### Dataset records
========
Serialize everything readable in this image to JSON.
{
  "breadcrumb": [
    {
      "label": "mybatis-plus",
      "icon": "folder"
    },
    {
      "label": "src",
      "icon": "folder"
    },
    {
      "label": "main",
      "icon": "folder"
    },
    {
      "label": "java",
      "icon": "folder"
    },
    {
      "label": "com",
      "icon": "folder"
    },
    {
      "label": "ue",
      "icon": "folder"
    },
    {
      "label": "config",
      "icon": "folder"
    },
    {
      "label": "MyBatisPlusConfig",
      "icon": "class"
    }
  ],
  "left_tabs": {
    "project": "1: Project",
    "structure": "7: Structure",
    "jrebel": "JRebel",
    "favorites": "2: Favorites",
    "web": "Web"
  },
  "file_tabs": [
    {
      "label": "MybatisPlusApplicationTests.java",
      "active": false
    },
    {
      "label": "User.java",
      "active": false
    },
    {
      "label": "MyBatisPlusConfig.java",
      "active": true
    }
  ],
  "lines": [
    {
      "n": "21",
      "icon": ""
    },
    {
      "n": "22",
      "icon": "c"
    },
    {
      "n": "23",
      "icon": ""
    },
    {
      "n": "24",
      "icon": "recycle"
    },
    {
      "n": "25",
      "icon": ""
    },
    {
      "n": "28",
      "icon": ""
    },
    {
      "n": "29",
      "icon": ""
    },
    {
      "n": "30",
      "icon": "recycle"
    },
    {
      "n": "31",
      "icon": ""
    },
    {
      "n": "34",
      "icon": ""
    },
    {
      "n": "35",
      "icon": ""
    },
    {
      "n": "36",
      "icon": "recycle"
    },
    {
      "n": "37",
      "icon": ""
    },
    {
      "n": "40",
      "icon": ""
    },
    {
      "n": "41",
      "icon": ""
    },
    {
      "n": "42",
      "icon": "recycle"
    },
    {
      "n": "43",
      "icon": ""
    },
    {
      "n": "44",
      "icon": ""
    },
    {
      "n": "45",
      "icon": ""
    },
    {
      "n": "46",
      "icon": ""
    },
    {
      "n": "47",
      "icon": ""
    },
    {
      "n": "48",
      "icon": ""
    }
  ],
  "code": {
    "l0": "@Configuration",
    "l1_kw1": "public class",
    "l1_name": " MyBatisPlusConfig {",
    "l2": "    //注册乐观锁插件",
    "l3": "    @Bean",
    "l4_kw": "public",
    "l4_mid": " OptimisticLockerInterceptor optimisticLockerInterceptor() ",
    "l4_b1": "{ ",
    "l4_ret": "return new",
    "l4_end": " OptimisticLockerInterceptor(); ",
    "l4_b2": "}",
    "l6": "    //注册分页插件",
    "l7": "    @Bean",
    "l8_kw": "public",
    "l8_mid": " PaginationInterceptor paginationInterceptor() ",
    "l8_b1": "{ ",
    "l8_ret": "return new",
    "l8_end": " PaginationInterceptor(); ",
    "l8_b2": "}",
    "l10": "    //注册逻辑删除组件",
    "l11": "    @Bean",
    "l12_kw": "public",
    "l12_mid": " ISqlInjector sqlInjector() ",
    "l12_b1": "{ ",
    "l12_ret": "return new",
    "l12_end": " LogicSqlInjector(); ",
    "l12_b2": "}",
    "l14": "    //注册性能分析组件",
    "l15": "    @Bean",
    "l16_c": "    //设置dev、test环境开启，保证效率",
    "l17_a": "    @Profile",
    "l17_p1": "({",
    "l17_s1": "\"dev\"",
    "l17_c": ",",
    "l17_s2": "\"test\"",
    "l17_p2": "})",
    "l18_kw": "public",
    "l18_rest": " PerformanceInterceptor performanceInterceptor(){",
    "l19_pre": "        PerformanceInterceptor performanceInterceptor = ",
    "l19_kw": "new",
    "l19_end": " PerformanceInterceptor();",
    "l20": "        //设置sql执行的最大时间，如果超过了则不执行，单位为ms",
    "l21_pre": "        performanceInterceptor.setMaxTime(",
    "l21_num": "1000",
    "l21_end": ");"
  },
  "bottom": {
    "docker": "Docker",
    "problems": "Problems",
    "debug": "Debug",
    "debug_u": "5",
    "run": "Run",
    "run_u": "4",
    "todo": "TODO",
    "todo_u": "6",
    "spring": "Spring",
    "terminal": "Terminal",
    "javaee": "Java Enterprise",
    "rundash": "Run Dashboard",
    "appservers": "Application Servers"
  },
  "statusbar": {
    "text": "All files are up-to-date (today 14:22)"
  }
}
========
### What you are asked to do
From the entries above, copy out every line where the string "label" appears.

### Answer to this task
      "label": "mybatis-plus",
      "label": "src",
      "label": "main",
      "label": "java",
      "label": "com",
      "label": "ue",
      "label": "config",
      "label": "MyBatisPlusConfig",
      "label": "MybatisPlusApplicationTests.java",
      "label": "User.java",
      "label": "MyBatisPlusConfig.java",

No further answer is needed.